- SHORT TASK:
Return each line of the records holding the string "ncycle".

- TASK INPUT:
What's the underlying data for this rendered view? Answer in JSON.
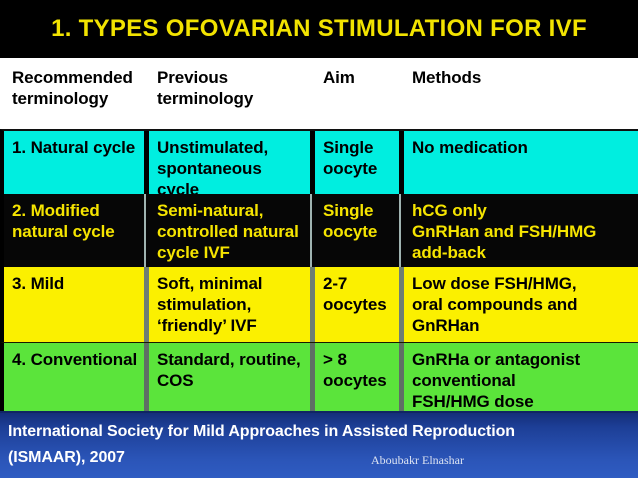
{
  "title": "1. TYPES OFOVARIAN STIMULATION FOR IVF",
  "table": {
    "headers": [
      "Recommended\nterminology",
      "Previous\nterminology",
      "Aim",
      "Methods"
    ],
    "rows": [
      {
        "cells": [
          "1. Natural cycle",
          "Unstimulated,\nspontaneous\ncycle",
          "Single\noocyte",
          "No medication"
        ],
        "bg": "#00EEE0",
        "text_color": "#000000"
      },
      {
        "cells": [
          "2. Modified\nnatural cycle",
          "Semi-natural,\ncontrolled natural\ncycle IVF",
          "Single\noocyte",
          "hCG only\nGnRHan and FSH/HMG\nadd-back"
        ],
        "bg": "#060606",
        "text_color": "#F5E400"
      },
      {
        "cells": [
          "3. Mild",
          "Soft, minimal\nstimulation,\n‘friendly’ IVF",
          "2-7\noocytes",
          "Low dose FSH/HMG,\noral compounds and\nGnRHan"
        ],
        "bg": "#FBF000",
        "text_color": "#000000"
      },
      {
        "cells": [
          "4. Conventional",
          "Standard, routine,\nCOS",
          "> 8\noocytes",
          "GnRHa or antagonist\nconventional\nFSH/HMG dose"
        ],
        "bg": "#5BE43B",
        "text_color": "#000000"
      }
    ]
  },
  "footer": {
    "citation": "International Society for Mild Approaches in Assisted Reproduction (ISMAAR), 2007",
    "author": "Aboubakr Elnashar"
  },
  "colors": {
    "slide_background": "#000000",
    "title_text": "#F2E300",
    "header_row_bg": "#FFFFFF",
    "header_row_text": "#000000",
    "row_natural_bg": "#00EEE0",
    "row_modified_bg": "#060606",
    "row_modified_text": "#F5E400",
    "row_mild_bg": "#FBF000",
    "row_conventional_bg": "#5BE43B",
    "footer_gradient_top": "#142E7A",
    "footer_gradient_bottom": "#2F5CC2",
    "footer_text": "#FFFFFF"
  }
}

--

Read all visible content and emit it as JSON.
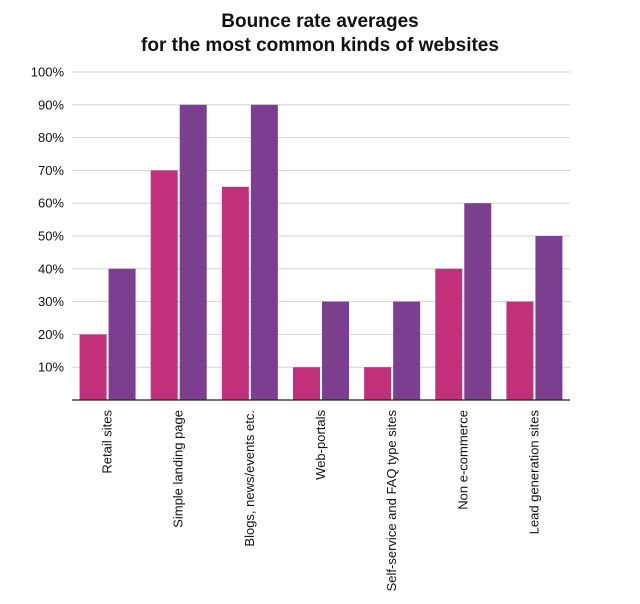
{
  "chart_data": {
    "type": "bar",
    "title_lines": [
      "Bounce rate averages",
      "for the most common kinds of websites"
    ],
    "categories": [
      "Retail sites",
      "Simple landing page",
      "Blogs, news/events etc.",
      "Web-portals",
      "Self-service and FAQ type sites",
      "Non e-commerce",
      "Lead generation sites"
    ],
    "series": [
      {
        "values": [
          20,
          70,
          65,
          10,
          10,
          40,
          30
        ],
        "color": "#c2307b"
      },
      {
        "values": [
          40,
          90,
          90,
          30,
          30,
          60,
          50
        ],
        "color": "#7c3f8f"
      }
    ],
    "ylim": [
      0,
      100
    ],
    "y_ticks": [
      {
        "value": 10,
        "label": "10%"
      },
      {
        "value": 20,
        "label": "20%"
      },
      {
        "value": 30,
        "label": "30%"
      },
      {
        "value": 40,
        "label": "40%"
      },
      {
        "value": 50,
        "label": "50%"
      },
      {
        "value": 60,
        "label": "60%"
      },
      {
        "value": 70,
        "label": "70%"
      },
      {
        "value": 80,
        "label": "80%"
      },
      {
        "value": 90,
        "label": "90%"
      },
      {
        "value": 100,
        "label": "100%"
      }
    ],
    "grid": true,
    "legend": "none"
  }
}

- ANSWER IN FULL:
          "Unstimulated,\nspontaneous\ncycle",
          "Semi-natural,\ncontrolled natural\ncycle IVF",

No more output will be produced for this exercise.